Transcribe all of the data exactly. Omit the pictures.

### MATERIAL PROVIDED
· · · · · · ·

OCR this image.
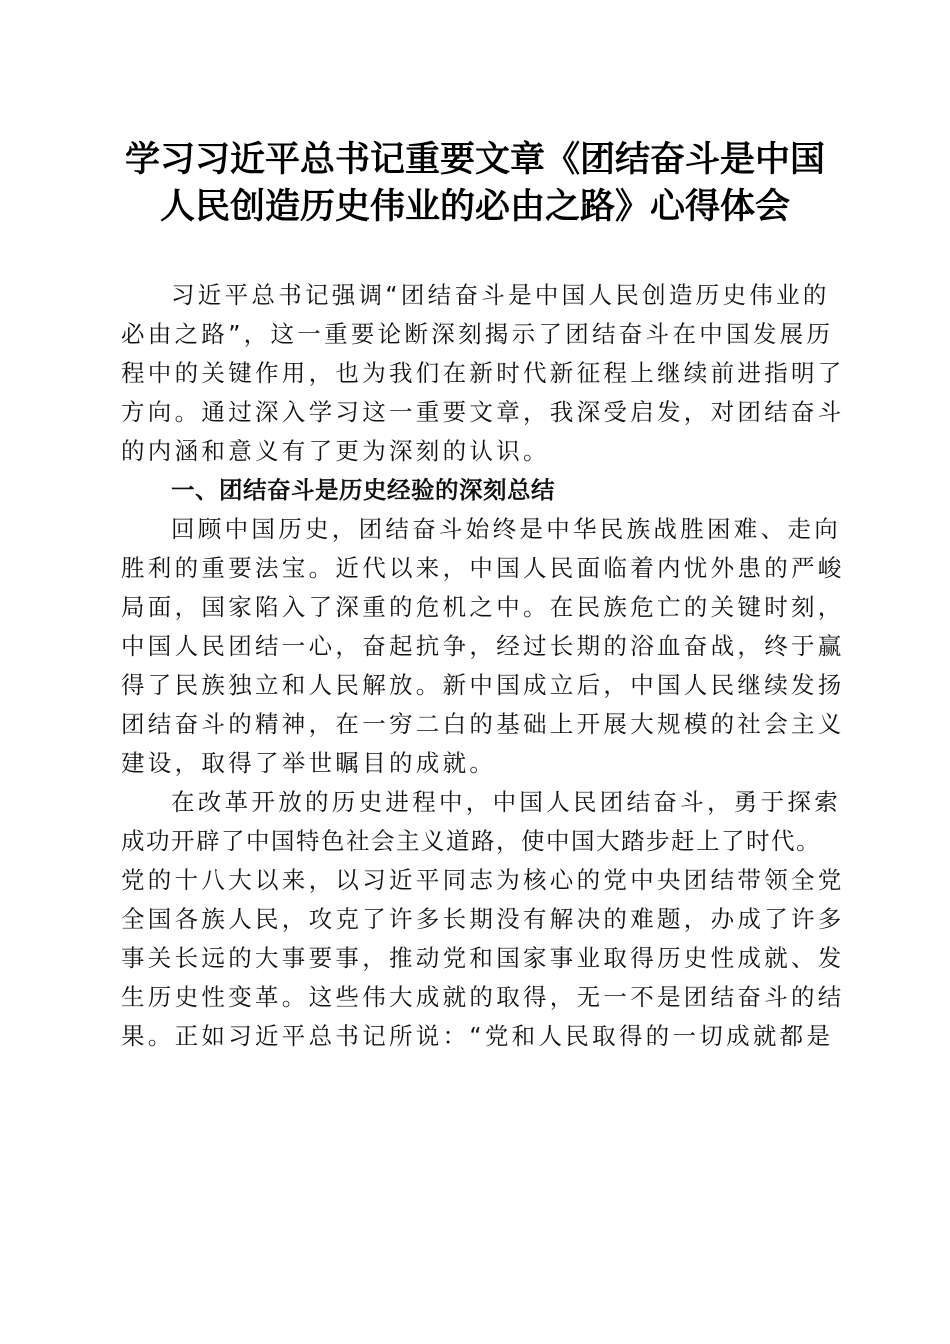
学习习近平总书记重要文章《团结奋斗是中国
人民创造历史伟业的必由之路》心得体会
习近平总书记强调“团结奋斗是中国人民创造历史伟业的
必由之路”，这一重要论断深刻揭示了团结奋斗在中国发展历
程中的关键作用，也为我们在新时代新征程上继续前进指明了
方向。通过深入学习这一重要文章，我深受启发，对团结奋斗
的内涵和意义有了更为深刻的认识。
一、团结奋斗是历史经验的深刻总结
回顾中国历史，团结奋斗始终是中华民族战胜困难、走向
胜利的重要法宝。近代以来，中国人民面临着内忧外患的严峻
局面，国家陷入了深重的危机之中。在民族危亡的关键时刻，
中国人民团结一心，奋起抗争，经过长期的浴血奋战，终于赢
得了民族独立和人民解放。新中国成立后，中国人民继续发扬
团结奋斗的精神，在一穷二白的基础上开展大规模的社会主义
建设，取得了举世瞩目的成就。
在改革开放的历史进程中，中国人民团结奋斗，勇于探索
成功开辟了中国特色社会主义道路，使中国大踏步赶上了时代。
党的十八大以来，以习近平同志为核心的党中央团结带领全党
全国各族人民，攻克了许多长期没有解决的难题，办成了许多
事关长远的大事要事，推动党和国家事业取得历史性成就、发
生历史性变革。这些伟大成就的取得，无一不是团结奋斗的结
果。正如习近平总书记所说：“党和人民取得的一切成就都是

· · · · · · ·

### RESPONSE TO THE EXERCISE
OCR this image.
学习习近平总书记重要文章《团结奋斗是中国
人民创造历史伟业的必由之路》心得体会
习近平总书记强调“团结奋斗是中国人民创造历史伟业的
必由之路”，这一重要论断深刻揭示了团结奋斗在中国发展历
程中的关键作用，也为我们在新时代新征程上继续前进指明了
方向。通过深入学习这一重要文章，我深受启发，对团结奋斗
的内涵和意义有了更为深刻的认识。
一、团结奋斗是历史经验的深刻总结
回顾中国历史，团结奋斗始终是中华民族战胜困难、走向
胜利的重要法宝。近代以来，中国人民面临着内忧外患的严峻
局面，国家陷入了深重的危机之中。在民族危亡的关键时刻，
中国人民团结一心，奋起抗争，经过长期的浴血奋战，终于赢
得了民族独立和人民解放。新中国成立后，中国人民继续发扬
团结奋斗的精神，在一穷二白的基础上开展大规模的社会主义
建设，取得了举世瞩目的成就。
在改革开放的历史进程中，中国人民团结奋斗，勇于探索
成功开辟了中国特色社会主义道路，使中国大踏步赶上了时代。
党的十八大以来，以习近平同志为核心的党中央团结带领全党
全国各族人民，攻克了许多长期没有解决的难题，办成了许多
事关长远的大事要事，推动党和国家事业取得历史性成就、发
生历史性变革。这些伟大成就的取得，无一不是团结奋斗的结
果。正如习近平总书记所说：“党和人民取得的一切成就都是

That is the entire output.